#### What is required
Leave out the pictures and repeat every record exactly.

#### Task input
####################

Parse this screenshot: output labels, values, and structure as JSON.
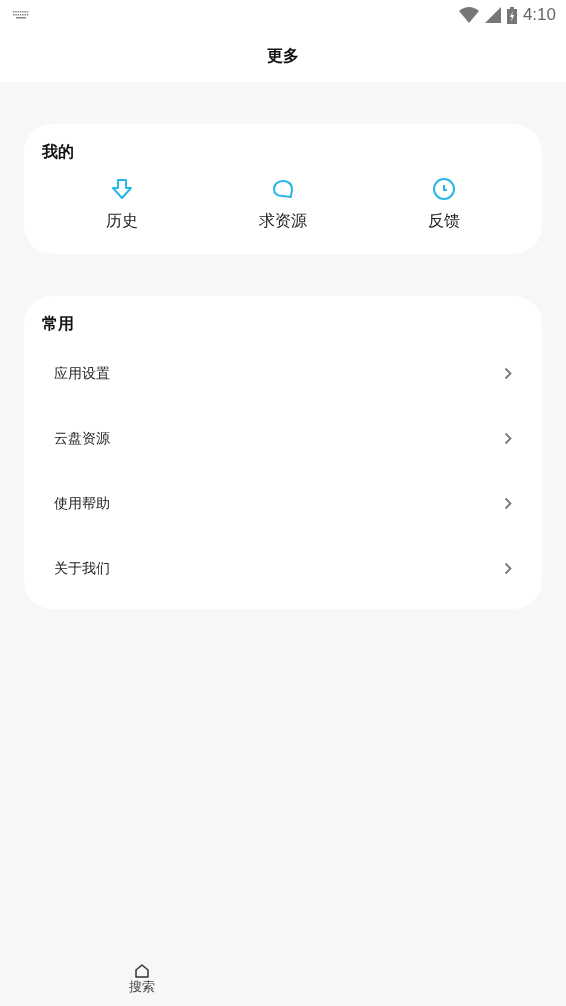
{
  "status_bar": {
    "time": "4:10"
  },
  "header": {
    "title": "更多"
  },
  "mine": {
    "title": "我的",
    "items": [
      {
        "label": "历史",
        "kind": "download"
      },
      {
        "label": "求资源",
        "kind": "bubble"
      },
      {
        "label": "反馈",
        "kind": "clock"
      }
    ]
  },
  "common": {
    "title": "常用",
    "items": [
      {
        "label": "应用设置"
      },
      {
        "label": "云盘资源"
      },
      {
        "label": "使用帮助"
      },
      {
        "label": "关于我们"
      }
    ]
  },
  "tab_bar": [
    {
      "label": "搜索",
      "kind": "home"
    }
  ]
}
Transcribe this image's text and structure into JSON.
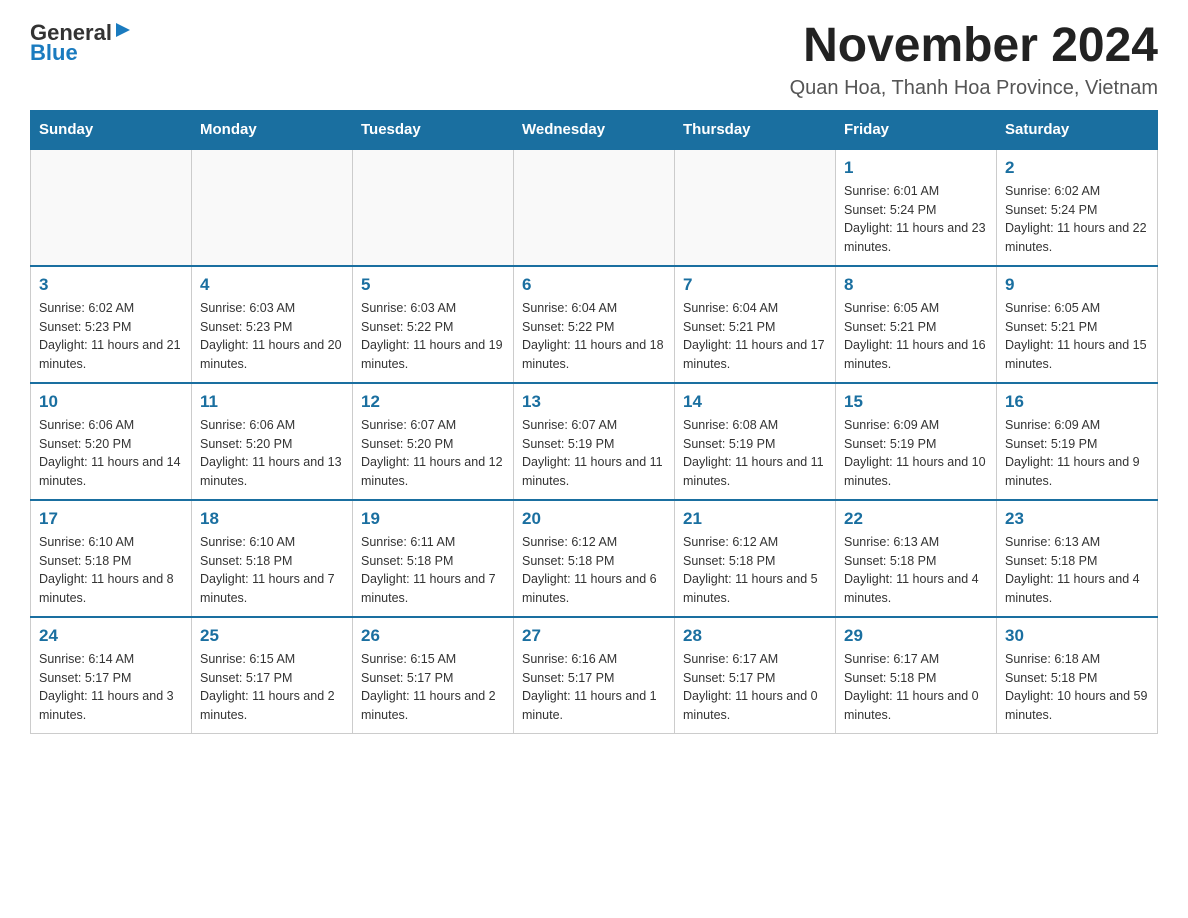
{
  "logo": {
    "general": "General",
    "blue": "Blue"
  },
  "header": {
    "title": "November 2024",
    "subtitle": "Quan Hoa, Thanh Hoa Province, Vietnam"
  },
  "days_of_week": [
    "Sunday",
    "Monday",
    "Tuesday",
    "Wednesday",
    "Thursday",
    "Friday",
    "Saturday"
  ],
  "weeks": [
    [
      {
        "day": "",
        "info": ""
      },
      {
        "day": "",
        "info": ""
      },
      {
        "day": "",
        "info": ""
      },
      {
        "day": "",
        "info": ""
      },
      {
        "day": "",
        "info": ""
      },
      {
        "day": "1",
        "info": "Sunrise: 6:01 AM\nSunset: 5:24 PM\nDaylight: 11 hours and 23 minutes."
      },
      {
        "day": "2",
        "info": "Sunrise: 6:02 AM\nSunset: 5:24 PM\nDaylight: 11 hours and 22 minutes."
      }
    ],
    [
      {
        "day": "3",
        "info": "Sunrise: 6:02 AM\nSunset: 5:23 PM\nDaylight: 11 hours and 21 minutes."
      },
      {
        "day": "4",
        "info": "Sunrise: 6:03 AM\nSunset: 5:23 PM\nDaylight: 11 hours and 20 minutes."
      },
      {
        "day": "5",
        "info": "Sunrise: 6:03 AM\nSunset: 5:22 PM\nDaylight: 11 hours and 19 minutes."
      },
      {
        "day": "6",
        "info": "Sunrise: 6:04 AM\nSunset: 5:22 PM\nDaylight: 11 hours and 18 minutes."
      },
      {
        "day": "7",
        "info": "Sunrise: 6:04 AM\nSunset: 5:21 PM\nDaylight: 11 hours and 17 minutes."
      },
      {
        "day": "8",
        "info": "Sunrise: 6:05 AM\nSunset: 5:21 PM\nDaylight: 11 hours and 16 minutes."
      },
      {
        "day": "9",
        "info": "Sunrise: 6:05 AM\nSunset: 5:21 PM\nDaylight: 11 hours and 15 minutes."
      }
    ],
    [
      {
        "day": "10",
        "info": "Sunrise: 6:06 AM\nSunset: 5:20 PM\nDaylight: 11 hours and 14 minutes."
      },
      {
        "day": "11",
        "info": "Sunrise: 6:06 AM\nSunset: 5:20 PM\nDaylight: 11 hours and 13 minutes."
      },
      {
        "day": "12",
        "info": "Sunrise: 6:07 AM\nSunset: 5:20 PM\nDaylight: 11 hours and 12 minutes."
      },
      {
        "day": "13",
        "info": "Sunrise: 6:07 AM\nSunset: 5:19 PM\nDaylight: 11 hours and 11 minutes."
      },
      {
        "day": "14",
        "info": "Sunrise: 6:08 AM\nSunset: 5:19 PM\nDaylight: 11 hours and 11 minutes."
      },
      {
        "day": "15",
        "info": "Sunrise: 6:09 AM\nSunset: 5:19 PM\nDaylight: 11 hours and 10 minutes."
      },
      {
        "day": "16",
        "info": "Sunrise: 6:09 AM\nSunset: 5:19 PM\nDaylight: 11 hours and 9 minutes."
      }
    ],
    [
      {
        "day": "17",
        "info": "Sunrise: 6:10 AM\nSunset: 5:18 PM\nDaylight: 11 hours and 8 minutes."
      },
      {
        "day": "18",
        "info": "Sunrise: 6:10 AM\nSunset: 5:18 PM\nDaylight: 11 hours and 7 minutes."
      },
      {
        "day": "19",
        "info": "Sunrise: 6:11 AM\nSunset: 5:18 PM\nDaylight: 11 hours and 7 minutes."
      },
      {
        "day": "20",
        "info": "Sunrise: 6:12 AM\nSunset: 5:18 PM\nDaylight: 11 hours and 6 minutes."
      },
      {
        "day": "21",
        "info": "Sunrise: 6:12 AM\nSunset: 5:18 PM\nDaylight: 11 hours and 5 minutes."
      },
      {
        "day": "22",
        "info": "Sunrise: 6:13 AM\nSunset: 5:18 PM\nDaylight: 11 hours and 4 minutes."
      },
      {
        "day": "23",
        "info": "Sunrise: 6:13 AM\nSunset: 5:18 PM\nDaylight: 11 hours and 4 minutes."
      }
    ],
    [
      {
        "day": "24",
        "info": "Sunrise: 6:14 AM\nSunset: 5:17 PM\nDaylight: 11 hours and 3 minutes."
      },
      {
        "day": "25",
        "info": "Sunrise: 6:15 AM\nSunset: 5:17 PM\nDaylight: 11 hours and 2 minutes."
      },
      {
        "day": "26",
        "info": "Sunrise: 6:15 AM\nSunset: 5:17 PM\nDaylight: 11 hours and 2 minutes."
      },
      {
        "day": "27",
        "info": "Sunrise: 6:16 AM\nSunset: 5:17 PM\nDaylight: 11 hours and 1 minute."
      },
      {
        "day": "28",
        "info": "Sunrise: 6:17 AM\nSunset: 5:17 PM\nDaylight: 11 hours and 0 minutes."
      },
      {
        "day": "29",
        "info": "Sunrise: 6:17 AM\nSunset: 5:18 PM\nDaylight: 11 hours and 0 minutes."
      },
      {
        "day": "30",
        "info": "Sunrise: 6:18 AM\nSunset: 5:18 PM\nDaylight: 10 hours and 59 minutes."
      }
    ]
  ]
}
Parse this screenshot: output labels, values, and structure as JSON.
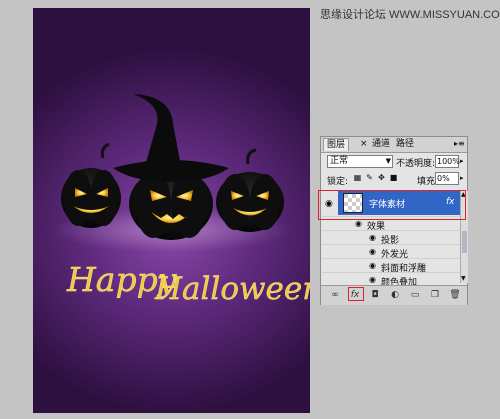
{
  "watermark": "思缘设计论坛 WWW.MISSYUAN.COM",
  "artwork": {
    "greeting_word1": "Happy",
    "greeting_word2": "Halloween",
    "bg_color_dark": "#2e1040",
    "bg_color_mid": "#8a49a8",
    "text_color": "#f2c840"
  },
  "layers_panel": {
    "tabs": [
      {
        "label": "图层",
        "active": true
      },
      {
        "label": "通道",
        "active": false
      },
      {
        "label": "路径",
        "active": false
      }
    ],
    "close_icon": "close-icon",
    "blend_mode": "正常",
    "opacity_label": "不透明度:",
    "opacity_value": "100%",
    "lock_label": "锁定:",
    "fill_label": "填充:",
    "fill_value": "0%",
    "layer": {
      "name": "字体素材",
      "fx_badge": "fx",
      "selected_color": "#3165c6"
    },
    "effects_header": "效果",
    "effects": [
      "投影",
      "外发光",
      "斜面和浮雕",
      "颜色叠加"
    ],
    "bottom_icons": [
      "link-icon",
      "fx-icon",
      "mask-icon",
      "adjustment-icon",
      "group-icon",
      "new-layer-icon",
      "trash-icon"
    ]
  }
}
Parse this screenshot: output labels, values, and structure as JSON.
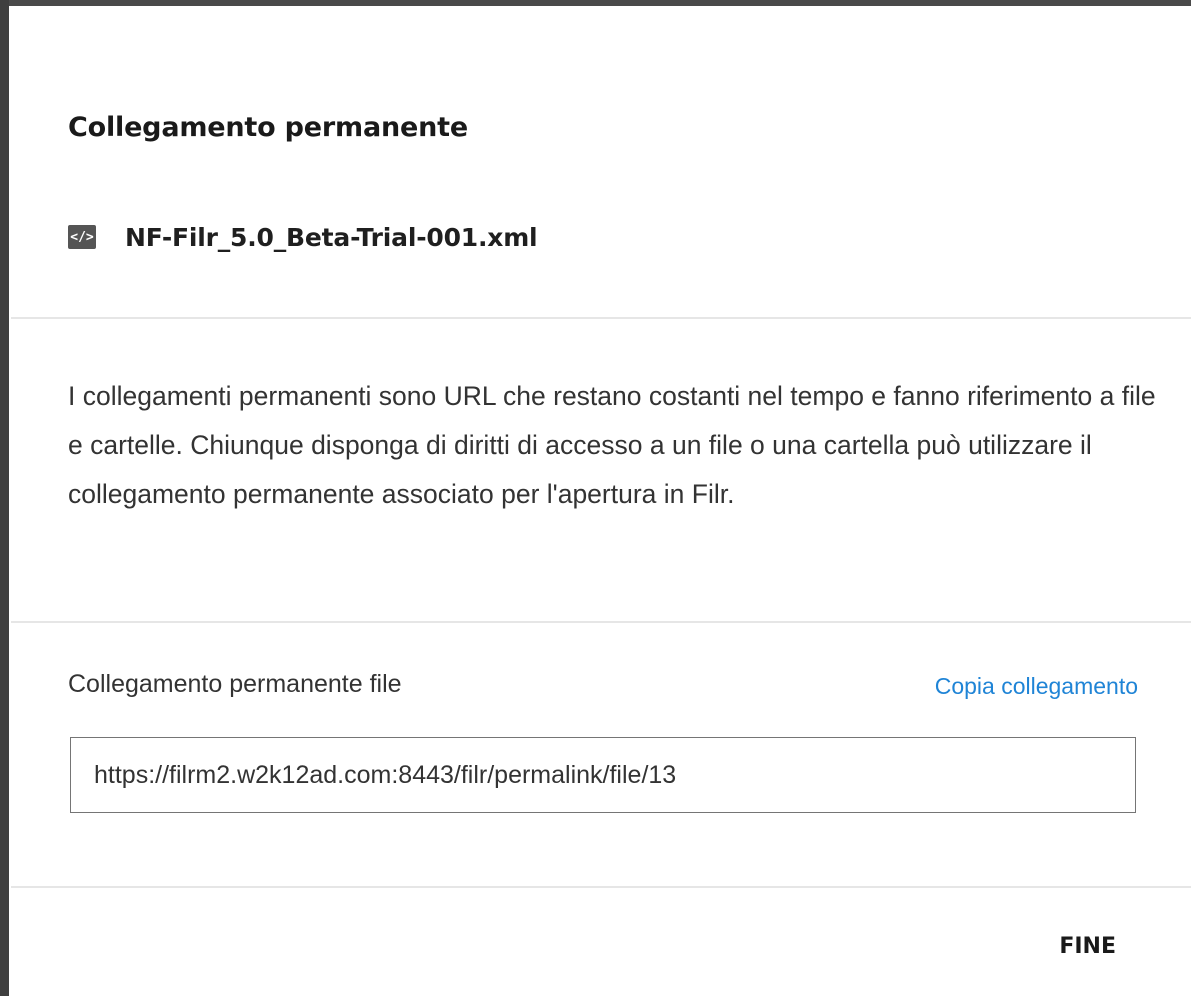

####################

#### Output of the task
Parse this screenshot: output labels, values, and structure as JSON.
{
  "status_bar": {
    "time": "4:10"
  },
  "header": {
    "title": "更多"
  },
  "mine": {
    "title": "我的",
    "items": [
      {
        "label": "历史",
        "kind": "download"
      },
      {
        "label": "求资源",
        "kind": "bubble"
      },
      {
        "label": "反馈",
        "kind": "clock"
      }
    ]
  },
  "common": {
    "title": "常用",
    "items": [
      {
        "label": "应用设置"
      },
      {
        "label": "云盘资源"
      },
      {
        "label": "使用帮助"
      },
      {
        "label": "关于我们"
      }
    ]
  },
  "tab_bar": [
    {
      "label": "搜索",
      "kind": "home"
    }
  ]
}
Transcribe this image's text and structure into JSON.
{
  "logo": {
    "general": "General",
    "blue": "Blue"
  },
  "header": {
    "title": "November 2024",
    "subtitle": "Quan Hoa, Thanh Hoa Province, Vietnam"
  },
  "days_of_week": [
    "Sunday",
    "Monday",
    "Tuesday",
    "Wednesday",
    "Thursday",
    "Friday",
    "Saturday"
  ],
  "weeks": [
    [
      {
        "day": "",
        "info": ""
      },
      {
        "day": "",
        "info": ""
      },
      {
        "day": "",
        "info": ""
      },
      {
        "day": "",
        "info": ""
      },
      {
        "day": "",
        "info": ""
      },
      {
        "day": "1",
        "info": "Sunrise: 6:01 AM\nSunset: 5:24 PM\nDaylight: 11 hours and 23 minutes."
      },
      {
        "day": "2",
        "info": "Sunrise: 6:02 AM\nSunset: 5:24 PM\nDaylight: 11 hours and 22 minutes."
      }
    ],
    [
      {
        "day": "3",
        "info": "Sunrise: 6:02 AM\nSunset: 5:23 PM\nDaylight: 11 hours and 21 minutes."
      },
      {
        "day": "4",
        "info": "Sunrise: 6:03 AM\nSunset: 5:23 PM\nDaylight: 11 hours and 20 minutes."
      },
      {
        "day": "5",
        "info": "Sunrise: 6:03 AM\nSunset: 5:22 PM\nDaylight: 11 hours and 19 minutes."
      },
      {
        "day": "6",
        "info": "Sunrise: 6:04 AM\nSunset: 5:22 PM\nDaylight: 11 hours and 18 minutes."
      },
      {
        "day": "7",
        "info": "Sunrise: 6:04 AM\nSunset: 5:21 PM\nDaylight: 11 hours and 17 minutes."
      },
      {
        "day": "8",
        "info": "Sunrise: 6:05 AM\nSunset: 5:21 PM\nDaylight: 11 hours and 16 minutes."
      },
      {
        "day": "9",
        "info": "Sunrise: 6:05 AM\nSunset: 5:21 PM\nDaylight: 11 hours and 15 minutes."
      }
    ],
    [
      {
        "day": "10",
        "info": "Sunrise: 6:06 AM\nSunset: 5:20 PM\nDaylight: 11 hours and 14 minutes."
      },
      {
        "day": "11",
        "info": "Sunrise: 6:06 AM\nSunset: 5:20 PM\nDaylight: 11 hours and 13 minutes."
      },
      {
        "day": "12",
        "info": "Sunrise: 6:07 AM\nSunset: 5:20 PM\nDaylight: 11 hours and 12 minutes."
      },
      {
        "day": "13",
        "info": "Sunrise: 6:07 AM\nSunset: 5:19 PM\nDaylight: 11 hours and 11 minutes."
      },
      {
        "day": "14",
        "info": "Sunrise: 6:08 AM\nSunset: 5:19 PM\nDaylight: 11 hours and 11 minutes."
      },
      {
        "day": "15",
        "info": "Sunrise: 6:09 AM\nSunset: 5:19 PM\nDaylight: 11 hours and 10 minutes."
      },
      {
        "day": "16",
        "info": "Sunrise: 6:09 AM\nSunset: 5:19 PM\nDaylight: 11 hours and 9 minutes."
      }
    ],
    [
      {
        "day": "17",
        "info": "Sunrise: 6:10 AM\nSunset: 5:18 PM\nDaylight: 11 hours and 8 minutes."
      },
      {
        "day": "18",
        "info": "Sunrise: 6:10 AM\nSunset: 5:18 PM\nDaylight: 11 hours and 7 minutes."
      },
      {
        "day": "19",
        "info": "Sunrise: 6:11 AM\nSunset: 5:18 PM\nDaylight: 11 hours and 7 minutes."
      },
      {
        "day": "20",
        "info": "Sunrise: 6:12 AM\nSunset: 5:18 PM\nDaylight: 11 hours and 6 minutes."
      },
      {
        "day": "21",
        "info": "Sunrise: 6:12 AM\nSunset: 5:18 PM\nDaylight: 11 hours and 5 minutes."
      },
      {
        "day": "22",
        "info": "Sunrise: 6:13 AM\nSunset: 5:18 PM\nDaylight: 11 hours and 4 minutes."
      },
      {
        "day": "23",
        "info": "Sunrise: 6:13 AM\nSunset: 5:18 PM\nDaylight: 11 hours and 4 minutes."
      }
    ],
    [
      {
        "day": "24",
        "info": "Sunrise: 6:14 AM\nSunset: 5:17 PM\nDaylight: 11 hours and 3 minutes."
      },
      {
        "day": "25",
        "info": "Sunrise: 6:15 AM\nSunset: 5:17 PM\nDaylight: 11 hours and 2 minutes."
      },
      {
        "day": "26",
        "info": "Sunrise: 6:15 AM\nSunset: 5:17 PM\nDaylight: 11 hours and 2 minutes."
      },
      {
        "day": "27",
        "info": "Sunrise: 6:16 AM\nSunset: 5:17 PM\nDaylight: 11 hours and 1 minute."
      },
      {
        "day": "28",
        "info": "Sunrise: 6:17 AM\nSunset: 5:17 PM\nDaylight: 11 hours and 0 minutes."
      },
      {
        "day": "29",
        "info": "Sunrise: 6:17 AM\nSunset: 5:18 PM\nDaylight: 11 hours and 0 minutes."
      },
      {
        "day": "30",
        "info": "Sunrise: 6:18 AM\nSunset: 5:18 PM\nDaylight: 10 hours and 59 minutes."
      }
    ]
  ]
}
Parse this screenshot: output labels, values, and structure as JSON.
{
  "watermark": "思缘设计论坛 WWW.MISSYUAN.COM",
  "artwork": {
    "greeting_word1": "Happy",
    "greeting_word2": "Halloween",
    "bg_color_dark": "#2e1040",
    "bg_color_mid": "#8a49a8",
    "text_color": "#f2c840"
  },
  "layers_panel": {
    "tabs": [
      {
        "label": "图层",
        "active": true
      },
      {
        "label": "通道",
        "active": false
      },
      {
        "label": "路径",
        "active": false
      }
    ],
    "close_icon": "close-icon",
    "blend_mode": "正常",
    "opacity_label": "不透明度:",
    "opacity_value": "100%",
    "lock_label": "锁定:",
    "fill_label": "填充:",
    "fill_value": "0%",
    "layer": {
      "name": "字体素材",
      "fx_badge": "fx",
      "selected_color": "#3165c6"
    },
    "effects_header": "效果",
    "effects": [
      "投影",
      "外发光",
      "斜面和浮雕",
      "颜色叠加"
    ],
    "bottom_icons": [
      "link-icon",
      "fx-icon",
      "mask-icon",
      "adjustment-icon",
      "group-icon",
      "new-layer-icon",
      "trash-icon"
    ]
  }
}
Parse this screenshot: output labels, values, and structure as JSON.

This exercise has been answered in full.